Request >>
Each line that follows is to be retyped exactly.

* Begin Supplied data *

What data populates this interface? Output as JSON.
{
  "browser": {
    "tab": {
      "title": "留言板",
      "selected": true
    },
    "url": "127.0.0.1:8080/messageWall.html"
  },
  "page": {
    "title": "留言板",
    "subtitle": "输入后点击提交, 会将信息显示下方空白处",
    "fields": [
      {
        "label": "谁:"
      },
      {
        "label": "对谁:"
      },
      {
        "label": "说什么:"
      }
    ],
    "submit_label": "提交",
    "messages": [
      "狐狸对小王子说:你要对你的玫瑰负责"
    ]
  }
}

* End Supplied data *

Task result >>
What data populates this interface? Output as JSON.
{
  "browser": {
    "tab": {
      "title": "留言板",
      "selected": true
    },
    "url": "127.0.0.1:8080/messageWall.html"
  },
  "page": {
    "title": "留言板",
    "subtitle": "输入后点击提交, 会将信息显示下方空白处",
    "fields": [
      {
        "label": "谁:"
      },
      {
        "label": "对谁:"
      },
      {
        "label": "说什么:"
      }
    ],
    "submit_label": "提交",
    "messages": [
      "狐狸对小王子说:你要对你的玫瑰负责"
    ]
  }
}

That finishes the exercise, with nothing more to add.